WHAT NEEDS TO BE DONE: Copy out all the lines exactly. Omit pictures.

STORED DATA:
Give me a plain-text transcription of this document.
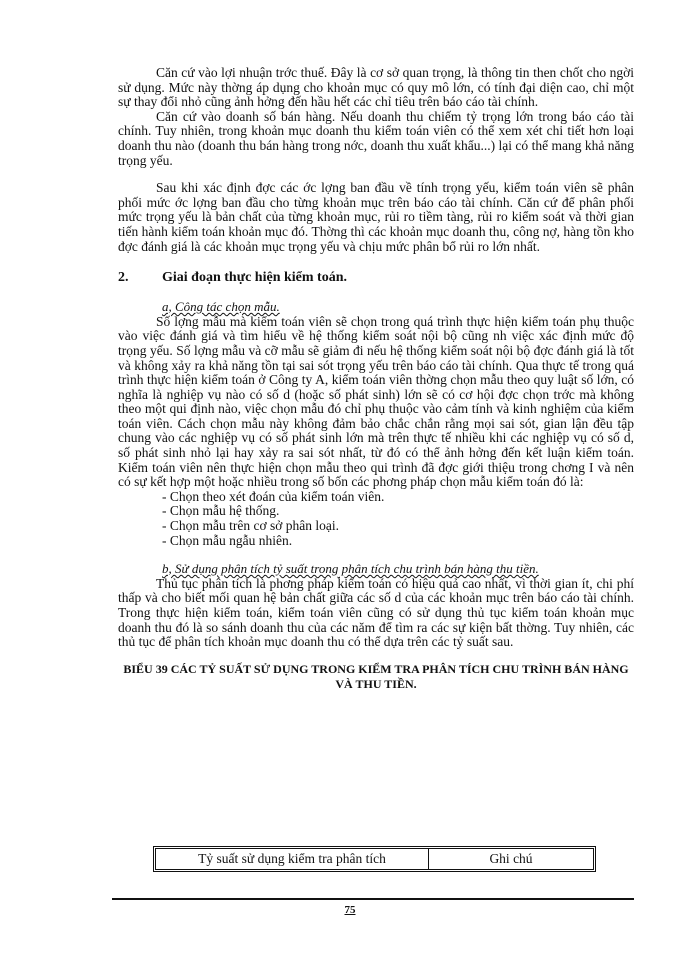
Căn cứ vào lợi nhuận trớc thuế. Đây là cơ sở quan trọng, là thông tin then chốt cho ngời sử dụng. Mức này thờng áp dụng cho khoản mục có quy mô lớn, có tính đại diện cao, chỉ một sự thay đổi nhỏ cũng ảnh hởng đến hầu hết các chỉ tiêu trên báo cáo tài chính.

Căn cứ vào doanh số bán hàng. Nếu doanh thu chiếm tỷ trọng lớn trong báo cáo tài chính. Tuy nhiên, trong khoản mục doanh thu kiểm toán viên có thể xem xét chi tiết hơn loại doanh thu nào (doanh thu bán hàng trong nớc, doanh thu xuất khẩu...) lại có thể mang khả năng trọng yếu.

Sau khi xác định đợc các ớc lợng ban đầu về tính trọng yếu, kiểm toán viên sẽ phân phối mức ớc lợng ban đầu cho từng khoản mục trên báo cáo tài chính. Căn cứ để phân phối mức trọng yếu là bản chất của từng khoản mục, rủi ro tiềm tàng, rủi ro kiểm soát và thời gian tiến hành kiểm toán khoản mục đó. Thờng thì các khoản mục doanh thu, công nợ, hàng tồn kho đợc đánh giá là các khoản mục trọng yếu và chịu mức phân bổ rủi ro lớn nhất.

2.	Giai đoạn thực hiện kiểm toán.

a, Công tác chọn mẫu.

Số lợng mẫu mà kiểm toán viên sẽ chọn trong quá trình thực hiện kiểm toán phụ thuộc vào việc đánh giá và tìm hiểu về hệ thống kiểm soát nội bộ cũng nh việc xác định mức độ trọng yếu. Số lợng mẫu và cỡ mẫu sẽ giảm đi nếu hệ thống kiểm soát nội bộ đợc đánh giá là tốt và không xảy ra khả năng tồn tại sai sót trọng yếu trên báo cáo tài chính. Qua thực tế trong quá trình thực hiện kiểm toán ở Công ty A, kiểm toán viên thờng chọn mẫu theo quy luật số lớn, có nghĩa là nghiệp vụ nào có số d (hoặc số phát sinh) lớn sẽ có cơ hội đợc chọn trớc mà không theo một qui định nào, việc chọn mẫu đó chỉ phụ thuộc vào cảm tính và kinh nghiệm của kiểm toán viên. Cách chọn mẫu này không đảm bảo chắc chắn rằng mọi sai sót, gian lận đều tập chung vào các nghiệp vụ có số phát sinh lớn mà trên thực tế nhiều khi các nghiệp vụ có số d, số phát sinh nhỏ lại hay xảy ra sai sót nhất, từ đó có thể ảnh hởng đến kết luận kiểm toán. Kiểm toán viên nên thực hiện chọn mẫu theo qui trình đã đợc giới thiệu trong chơng I và nên có sự kết hợp một hoặc nhiều trong số bốn các phơng pháp chọn mẫu kiểm toán đó là:

- Chọn theo xét đoán của kiểm toán viên.

- Chọn mẫu hệ thống.

- Chọn mẫu trên cơ sở phân loại.

- Chọn mẫu ngẫu nhiên.

b, Sử dụng phân tích tỷ suất trong phân tích chu trình bán hàng thu tiền.

Thủ tục phân tích là phơng pháp kiểm toán có hiệu quả cao nhất, vì thời gian ít, chi phí thấp và cho biết mối quan hệ bản chất giữa các số d của các khoản mục trên báo cáo tài chính. Trong thực hiện kiểm toán, kiểm toán viên cũng có sử dụng thủ tục kiểm toán khoản mục doanh thu đó là so sánh doanh thu của các năm để tìm ra các sự kiện bất thờng. Tuy nhiên, các thủ tục để phân tích khoản mục doanh thu có thể dựa trên các tỷ suất sau.

BIỂU 39 CÁC TỶ SUẤT SỬ DỤNG TRONG KIỂM TRA PHÂN TÍCH CHU TRÌNH BÁN HÀNG VÀ THU TIỀN.

Tỷ suất sử dụng kiểm tra phân tích	Ghi chú
75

TASK OUTPUT:
Give me a plain-text transcription of this document.
Căn cứ vào lợi nhuận trớc thuế. Đây là cơ sở quan trọng, là thông tin then chốt cho ngời sử dụng. Mức này thờng áp dụng cho khoản mục có quy mô lớn, có tính đại diện cao, chỉ một sự thay đổi nhỏ cũng ảnh hởng đến hầu hết các chỉ tiêu trên báo cáo tài chính.

Căn cứ vào doanh số bán hàng. Nếu doanh thu chiếm tỷ trọng lớn trong báo cáo tài chính. Tuy nhiên, trong khoản mục doanh thu kiểm toán viên có thể xem xét chi tiết hơn loại doanh thu nào (doanh thu bán hàng trong nớc, doanh thu xuất khẩu...) lại có thể mang khả năng trọng yếu.

Sau khi xác định đợc các ớc lợng ban đầu về tính trọng yếu, kiểm toán viên sẽ phân phối mức ớc lợng ban đầu cho từng khoản mục trên báo cáo tài chính. Căn cứ để phân phối mức trọng yếu là bản chất của từng khoản mục, rủi ro tiềm tàng, rủi ro kiểm soát và thời gian tiến hành kiểm toán khoản mục đó. Thờng thì các khoản mục doanh thu, công nợ, hàng tồn kho đợc đánh giá là các khoản mục trọng yếu và chịu mức phân bổ rủi ro lớn nhất.

2.	Giai đoạn thực hiện kiểm toán.

a, Công tác chọn mẫu.

Số lợng mẫu mà kiểm toán viên sẽ chọn trong quá trình thực hiện kiểm toán phụ thuộc vào việc đánh giá và tìm hiểu về hệ thống kiểm soát nội bộ cũng nh việc xác định mức độ trọng yếu. Số lợng mẫu và cỡ mẫu sẽ giảm đi nếu hệ thống kiểm soát nội bộ đợc đánh giá là tốt và không xảy ra khả năng tồn tại sai sót trọng yếu trên báo cáo tài chính. Qua thực tế trong quá trình thực hiện kiểm toán ở Công ty A, kiểm toán viên thờng chọn mẫu theo quy luật số lớn, có nghĩa là nghiệp vụ nào có số d (hoặc số phát sinh) lớn sẽ có cơ hội đợc chọn trớc mà không theo một qui định nào, việc chọn mẫu đó chỉ phụ thuộc vào cảm tính và kinh nghiệm của kiểm toán viên. Cách chọn mẫu này không đảm bảo chắc chắn rằng mọi sai sót, gian lận đều tập chung vào các nghiệp vụ có số phát sinh lớn mà trên thực tế nhiều khi các nghiệp vụ có số d, số phát sinh nhỏ lại hay xảy ra sai sót nhất, từ đó có thể ảnh hởng đến kết luận kiểm toán. Kiểm toán viên nên thực hiện chọn mẫu theo qui trình đã đợc giới thiệu trong chơng I và nên có sự kết hợp một hoặc nhiều trong số bốn các phơng pháp chọn mẫu kiểm toán đó là:

- Chọn theo xét đoán của kiểm toán viên.

- Chọn mẫu hệ thống.

- Chọn mẫu trên cơ sở phân loại.

- Chọn mẫu ngẫu nhiên.

b, Sử dụng phân tích tỷ suất trong phân tích chu trình bán hàng thu tiền.

Thủ tục phân tích là phơng pháp kiểm toán có hiệu quả cao nhất, vì thời gian ít, chi phí thấp và cho biết mối quan hệ bản chất giữa các số d của các khoản mục trên báo cáo tài chính. Trong thực hiện kiểm toán, kiểm toán viên cũng có sử dụng thủ tục kiểm toán khoản mục doanh thu đó là so sánh doanh thu của các năm để tìm ra các sự kiện bất thờng. Tuy nhiên, các thủ tục để phân tích khoản mục doanh thu có thể dựa trên các tỷ suất sau.

BIỂU 39 CÁC TỶ SUẤT SỬ DỤNG TRONG KIỂM TRA PHÂN TÍCH CHU TRÌNH BÁN HÀNG VÀ THU TIỀN.

Tỷ suất sử dụng kiểm tra phân tích	Ghi chú
75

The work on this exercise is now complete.